Start of Supplied data
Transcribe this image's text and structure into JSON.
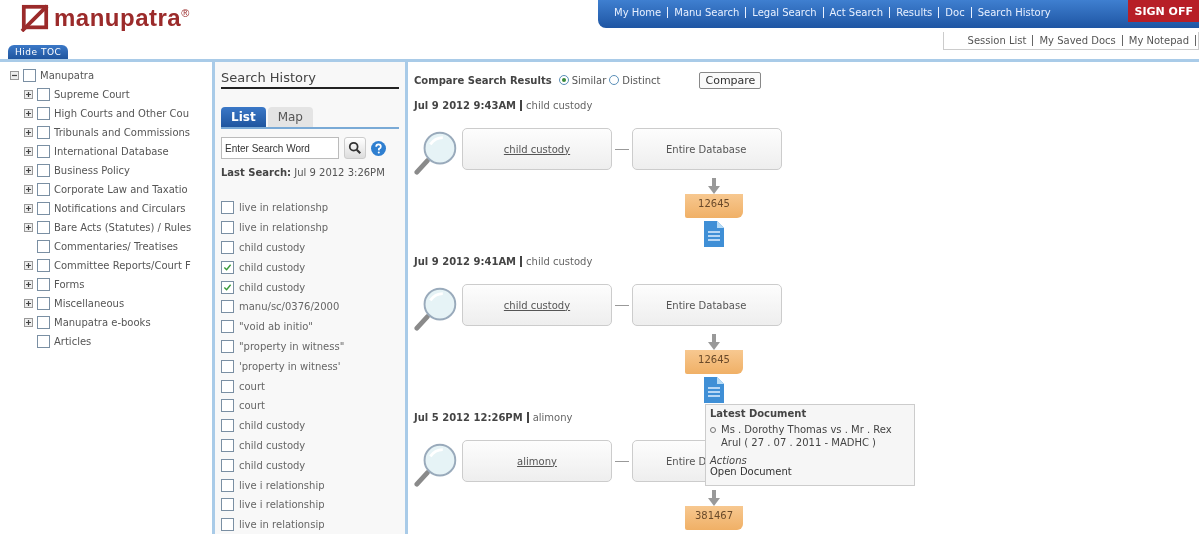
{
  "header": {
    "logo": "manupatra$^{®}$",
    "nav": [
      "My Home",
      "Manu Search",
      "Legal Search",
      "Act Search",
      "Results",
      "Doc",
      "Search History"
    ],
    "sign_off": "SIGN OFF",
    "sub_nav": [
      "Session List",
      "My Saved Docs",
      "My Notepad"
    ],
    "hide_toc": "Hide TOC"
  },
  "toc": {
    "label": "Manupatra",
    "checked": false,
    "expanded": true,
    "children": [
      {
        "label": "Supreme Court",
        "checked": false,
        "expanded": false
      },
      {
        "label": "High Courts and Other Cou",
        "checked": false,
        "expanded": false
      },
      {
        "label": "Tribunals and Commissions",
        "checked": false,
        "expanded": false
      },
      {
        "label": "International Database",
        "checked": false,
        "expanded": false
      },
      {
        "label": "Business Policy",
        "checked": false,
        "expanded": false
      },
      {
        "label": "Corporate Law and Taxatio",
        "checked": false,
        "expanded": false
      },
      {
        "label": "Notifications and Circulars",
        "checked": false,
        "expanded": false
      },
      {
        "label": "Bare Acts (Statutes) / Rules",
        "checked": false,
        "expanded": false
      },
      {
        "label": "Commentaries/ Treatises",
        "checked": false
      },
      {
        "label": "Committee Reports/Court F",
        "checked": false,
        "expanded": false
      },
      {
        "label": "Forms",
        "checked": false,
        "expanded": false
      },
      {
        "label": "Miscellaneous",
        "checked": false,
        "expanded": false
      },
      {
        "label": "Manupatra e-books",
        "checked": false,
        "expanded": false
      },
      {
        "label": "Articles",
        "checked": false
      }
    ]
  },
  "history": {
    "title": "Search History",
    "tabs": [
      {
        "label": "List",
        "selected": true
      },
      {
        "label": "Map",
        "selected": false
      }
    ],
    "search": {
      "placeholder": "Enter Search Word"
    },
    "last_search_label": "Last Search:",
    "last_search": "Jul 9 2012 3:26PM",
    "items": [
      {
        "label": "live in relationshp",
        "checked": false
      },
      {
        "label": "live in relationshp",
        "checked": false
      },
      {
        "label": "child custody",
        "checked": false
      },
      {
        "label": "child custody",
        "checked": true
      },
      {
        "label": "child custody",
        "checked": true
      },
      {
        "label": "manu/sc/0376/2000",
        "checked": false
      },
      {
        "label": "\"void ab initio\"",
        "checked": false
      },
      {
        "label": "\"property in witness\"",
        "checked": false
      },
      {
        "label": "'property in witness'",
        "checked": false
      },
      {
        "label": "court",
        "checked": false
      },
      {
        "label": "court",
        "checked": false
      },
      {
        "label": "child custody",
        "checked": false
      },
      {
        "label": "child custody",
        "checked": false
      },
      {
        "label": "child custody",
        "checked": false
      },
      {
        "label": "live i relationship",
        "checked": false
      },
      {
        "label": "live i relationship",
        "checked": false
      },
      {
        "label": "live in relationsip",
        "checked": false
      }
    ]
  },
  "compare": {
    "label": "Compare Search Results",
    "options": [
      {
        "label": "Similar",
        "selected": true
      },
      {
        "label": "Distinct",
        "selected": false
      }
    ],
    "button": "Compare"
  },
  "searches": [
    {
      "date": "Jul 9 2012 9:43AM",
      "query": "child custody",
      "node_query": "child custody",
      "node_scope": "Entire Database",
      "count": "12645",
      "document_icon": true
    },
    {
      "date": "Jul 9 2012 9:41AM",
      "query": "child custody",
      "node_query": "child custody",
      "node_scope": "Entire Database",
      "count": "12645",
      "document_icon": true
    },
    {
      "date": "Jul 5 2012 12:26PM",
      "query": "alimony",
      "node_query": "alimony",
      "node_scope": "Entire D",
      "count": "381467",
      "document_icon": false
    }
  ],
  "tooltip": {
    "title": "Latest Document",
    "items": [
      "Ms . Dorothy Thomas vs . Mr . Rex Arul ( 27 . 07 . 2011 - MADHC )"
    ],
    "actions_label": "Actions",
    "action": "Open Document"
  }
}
End of Supplied data
Start of Supplied data
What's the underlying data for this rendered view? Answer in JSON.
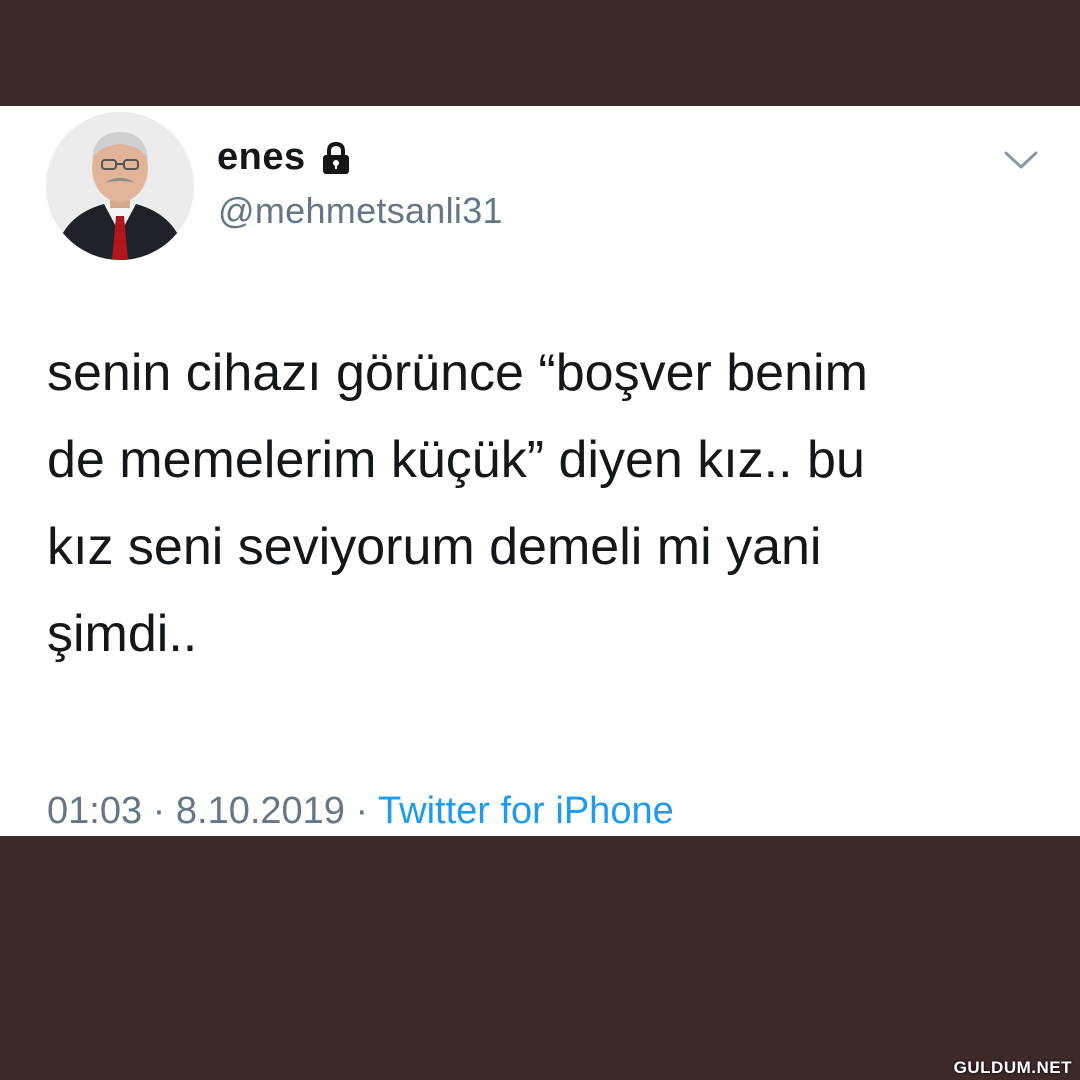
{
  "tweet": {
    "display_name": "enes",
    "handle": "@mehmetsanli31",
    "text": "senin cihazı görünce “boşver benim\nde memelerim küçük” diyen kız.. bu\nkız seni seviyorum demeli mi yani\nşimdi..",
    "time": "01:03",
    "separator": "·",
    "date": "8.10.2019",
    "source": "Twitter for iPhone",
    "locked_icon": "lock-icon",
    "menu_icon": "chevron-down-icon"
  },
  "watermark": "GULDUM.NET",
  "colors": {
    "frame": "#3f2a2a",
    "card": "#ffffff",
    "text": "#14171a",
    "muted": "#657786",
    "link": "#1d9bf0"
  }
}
End of Supplied data
→ **Problem**: Pick out every line with the string "property" and copy it.

→ **Answer below**:
        "label": "\"property in witness\"",
        "label": "'property in witness'",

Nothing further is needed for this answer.